» **EXERCISE DIRECTIONS**:
Express the following lines as a numbered list, omitting any blank lines.

****

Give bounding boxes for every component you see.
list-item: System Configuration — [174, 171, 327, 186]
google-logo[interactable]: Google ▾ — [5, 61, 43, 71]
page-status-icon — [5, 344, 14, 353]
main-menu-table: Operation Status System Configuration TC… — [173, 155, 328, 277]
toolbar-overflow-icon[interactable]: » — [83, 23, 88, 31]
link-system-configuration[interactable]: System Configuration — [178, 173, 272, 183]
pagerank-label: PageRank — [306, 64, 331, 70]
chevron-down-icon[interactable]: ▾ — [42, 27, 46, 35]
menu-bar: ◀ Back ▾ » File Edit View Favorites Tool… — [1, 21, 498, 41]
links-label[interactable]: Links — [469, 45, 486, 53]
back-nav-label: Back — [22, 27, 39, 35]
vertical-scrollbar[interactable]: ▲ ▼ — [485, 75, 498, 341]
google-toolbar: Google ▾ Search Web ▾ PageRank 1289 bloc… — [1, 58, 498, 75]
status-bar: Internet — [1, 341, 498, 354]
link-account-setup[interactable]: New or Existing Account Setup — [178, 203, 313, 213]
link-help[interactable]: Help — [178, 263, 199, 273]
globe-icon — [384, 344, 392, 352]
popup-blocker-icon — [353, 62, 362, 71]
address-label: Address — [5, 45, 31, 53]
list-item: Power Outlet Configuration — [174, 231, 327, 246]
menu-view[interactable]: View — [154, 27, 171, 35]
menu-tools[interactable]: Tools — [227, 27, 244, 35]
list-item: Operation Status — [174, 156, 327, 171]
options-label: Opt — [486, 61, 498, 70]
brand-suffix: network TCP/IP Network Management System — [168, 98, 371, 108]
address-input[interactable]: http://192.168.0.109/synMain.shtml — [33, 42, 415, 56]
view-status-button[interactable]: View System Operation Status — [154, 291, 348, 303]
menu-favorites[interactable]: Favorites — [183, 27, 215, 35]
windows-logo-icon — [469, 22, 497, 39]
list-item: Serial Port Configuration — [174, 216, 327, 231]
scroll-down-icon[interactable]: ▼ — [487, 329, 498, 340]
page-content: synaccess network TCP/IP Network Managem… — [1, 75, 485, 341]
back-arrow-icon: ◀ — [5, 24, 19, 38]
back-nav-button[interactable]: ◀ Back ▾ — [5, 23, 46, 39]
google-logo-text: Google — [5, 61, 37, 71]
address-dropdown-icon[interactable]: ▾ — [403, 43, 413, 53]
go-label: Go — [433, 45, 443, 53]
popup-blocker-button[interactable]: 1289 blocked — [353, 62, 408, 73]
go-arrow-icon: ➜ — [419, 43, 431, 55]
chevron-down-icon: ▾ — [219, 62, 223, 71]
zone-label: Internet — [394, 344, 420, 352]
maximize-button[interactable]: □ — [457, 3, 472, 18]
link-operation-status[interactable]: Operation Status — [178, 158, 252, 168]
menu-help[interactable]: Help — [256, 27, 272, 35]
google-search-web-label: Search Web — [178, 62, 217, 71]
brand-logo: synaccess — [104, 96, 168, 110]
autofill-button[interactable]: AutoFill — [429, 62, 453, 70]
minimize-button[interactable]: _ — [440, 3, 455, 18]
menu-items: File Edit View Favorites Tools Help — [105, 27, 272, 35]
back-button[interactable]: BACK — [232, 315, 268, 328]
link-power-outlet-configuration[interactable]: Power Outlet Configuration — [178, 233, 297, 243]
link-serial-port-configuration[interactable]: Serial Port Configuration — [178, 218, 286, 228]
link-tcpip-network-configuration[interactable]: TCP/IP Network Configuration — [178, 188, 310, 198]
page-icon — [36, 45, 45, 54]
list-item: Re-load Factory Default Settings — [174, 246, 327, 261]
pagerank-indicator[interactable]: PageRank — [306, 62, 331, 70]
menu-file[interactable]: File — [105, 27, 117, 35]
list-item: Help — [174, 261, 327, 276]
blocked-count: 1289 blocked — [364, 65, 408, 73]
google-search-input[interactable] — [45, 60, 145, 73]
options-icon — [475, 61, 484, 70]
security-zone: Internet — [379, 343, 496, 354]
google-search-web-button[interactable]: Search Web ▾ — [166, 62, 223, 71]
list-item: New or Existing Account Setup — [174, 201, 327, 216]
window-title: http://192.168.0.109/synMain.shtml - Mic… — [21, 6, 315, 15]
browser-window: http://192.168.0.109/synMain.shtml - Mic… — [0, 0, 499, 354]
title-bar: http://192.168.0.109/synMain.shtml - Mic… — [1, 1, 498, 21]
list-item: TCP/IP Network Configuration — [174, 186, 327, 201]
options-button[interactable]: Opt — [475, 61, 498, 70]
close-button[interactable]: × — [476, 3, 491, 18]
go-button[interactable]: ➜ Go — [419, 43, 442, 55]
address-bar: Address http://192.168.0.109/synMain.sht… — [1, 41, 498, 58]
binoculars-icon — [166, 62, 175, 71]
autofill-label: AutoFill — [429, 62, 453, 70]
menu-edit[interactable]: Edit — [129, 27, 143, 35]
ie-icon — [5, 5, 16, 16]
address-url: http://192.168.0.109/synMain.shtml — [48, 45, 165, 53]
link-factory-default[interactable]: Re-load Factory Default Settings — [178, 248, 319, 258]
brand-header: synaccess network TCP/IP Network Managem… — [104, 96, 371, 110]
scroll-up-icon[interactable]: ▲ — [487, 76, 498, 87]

****

» **FULL RESPONSE**:
1. Give bounding boxes for every component you see.
2. list-item: System Configuration — [174, 171, 327, 186]
3. google-logo[interactable]: Google ▾ — [5, 61, 43, 71]
4. page-status-icon — [5, 344, 14, 353]
5. main-menu-table: Operation Status System Configuration TC… — [173, 155, 328, 277]
6. toolbar-overflow-icon[interactable]: » — [83, 23, 88, 31]
7. link-system-configuration[interactable]: System Configuration — [178, 173, 272, 183]
8. pagerank-label: PageRank — [306, 64, 331, 70]
9. chevron-down-icon[interactable]: ▾ — [42, 27, 46, 35]
10. menu-bar: ◀ Back ▾ » File Edit View Favorites Tool… — [1, 21, 498, 41]
11. links-label[interactable]: Links — [469, 45, 486, 53]
12. back-nav-label: Back — [22, 27, 39, 35]
13. vertical-scrollbar[interactable]: ▲ ▼ — [485, 75, 498, 341]
14. google-toolbar: Google ▾ Search Web ▾ PageRank 1289 bloc… — [1, 58, 498, 75]
15. status-bar: Internet — [1, 341, 498, 354]
16. link-account-setup[interactable]: New or Existing Account Setup — [178, 203, 313, 213]
17. link-help[interactable]: Help — [178, 263, 199, 273]
18. globe-icon — [384, 344, 392, 352]
19. popup-blocker-icon — [353, 62, 362, 71]
20. address-label: Address — [5, 45, 31, 53]
21. list-item: Power Outlet Configuration — [174, 231, 327, 246]
22. menu-view[interactable]: View — [154, 27, 171, 35]
23. menu-tools[interactable]: Tools — [227, 27, 244, 35]
24. list-item: Operation Status — [174, 156, 327, 171]
25. options-label: Opt — [486, 61, 498, 70]
26. brand-suffix: network TCP/IP Network Management System — [168, 98, 371, 108]
27. address-input[interactable]: http://192.168.0.109/synMain.shtml — [33, 42, 415, 56]
28. view-status-button[interactable]: View System Operation Status — [154, 291, 348, 303]
29. menu-favorites[interactable]: Favorites — [183, 27, 215, 35]
30. windows-logo-icon — [469, 22, 497, 39]
31. list-item: Serial Port Configuration — [174, 216, 327, 231]
32. scroll-down-icon[interactable]: ▼ — [487, 329, 498, 340]
33. page-content: synaccess network TCP/IP Network Managem… — [1, 75, 485, 341]
34. back-arrow-icon: ◀ — [5, 24, 19, 38]
35. back-nav-button[interactable]: ◀ Back ▾ — [5, 23, 46, 39]
36. google-logo-text: Google — [5, 61, 37, 71]
37. address-dropdown-icon[interactable]: ▾ — [403, 43, 413, 53]
38. go-label: Go — [433, 45, 443, 53]
39. popup-blocker-button[interactable]: 1289 blocked — [353, 62, 408, 73]
40. go-arrow-icon: ➜ — [419, 43, 431, 55]
41. chevron-down-icon: ▾ — [219, 62, 223, 71]
42. zone-label: Internet — [394, 344, 420, 352]
43. maximize-button[interactable]: □ — [457, 3, 472, 18]
44. link-operation-status[interactable]: Operation Status — [178, 158, 252, 168]
45. menu-help[interactable]: Help — [256, 27, 272, 35]
46. google-search-web-label: Search Web — [178, 62, 217, 71]
47. brand-logo: synaccess — [104, 96, 168, 110]
48. autofill-button[interactable]: AutoFill — [429, 62, 453, 70]
49. minimize-button[interactable]: _ — [440, 3, 455, 18]
50. menu-items: File Edit View Favorites Tools Help — [105, 27, 272, 35]
51. back-button[interactable]: BACK — [232, 315, 268, 328]
52. link-power-outlet-configuration[interactable]: Power Outlet Configuration — [178, 233, 297, 243]
53. link-serial-port-configuration[interactable]: Serial Port Configuration — [178, 218, 286, 228]
54. link-tcpip-network-configuration[interactable]: TCP/IP Network Configuration — [178, 188, 310, 198]
55. page-icon — [36, 45, 45, 54]
56. list-item: Re-load Factory Default Settings — [174, 246, 327, 261]
57. pagerank-indicator[interactable]: PageRank — [306, 62, 331, 70]
58. menu-file[interactable]: File — [105, 27, 117, 35]
59. list-item: Help — [174, 261, 327, 276]
60. blocked-count: 1289 blocked — [364, 65, 408, 73]
61. google-search-input[interactable] — [45, 60, 145, 73]
62. options-icon — [475, 61, 484, 70]
63. security-zone: Internet — [379, 343, 496, 354]
64. google-search-web-button[interactable]: Search Web ▾ — [166, 62, 223, 71]
65. list-item: New or Existing Account Setup — [174, 201, 327, 216]
66. window-title: http://192.168.0.109/synMain.shtml - Mic… — [21, 6, 315, 15]
67. browser-window: http://192.168.0.109/synMain.shtml - Mic… — [0, 0, 499, 354]
68. title-bar: http://192.168.0.109/synMain.shtml - Mic… — [1, 1, 498, 21]
69. list-item: TCP/IP Network Configuration — [174, 186, 327, 201]
70. options-button[interactable]: Opt — [475, 61, 498, 70]
71. close-button[interactable]: × — [476, 3, 491, 18]
72. go-button[interactable]: ➜ Go — [419, 43, 442, 55]
73. address-bar: Address http://192.168.0.109/synMain.sht… — [1, 41, 498, 58]
74. binoculars-icon — [166, 62, 175, 71]
75. autofill-label: AutoFill — [429, 62, 453, 70]
76. menu-edit[interactable]: Edit — [129, 27, 143, 35]
77. ie-icon — [5, 5, 16, 16]
78. address-url: http://192.168.0.109/synMain.shtml — [48, 45, 165, 53]
79. link-factory-default[interactable]: Re-load Factory Default Settings — [178, 248, 319, 258]
80. brand-header: synaccess network TCP/IP Network Managem… — [104, 96, 371, 110]
81. scroll-up-icon[interactable]: ▲ — [487, 76, 498, 87]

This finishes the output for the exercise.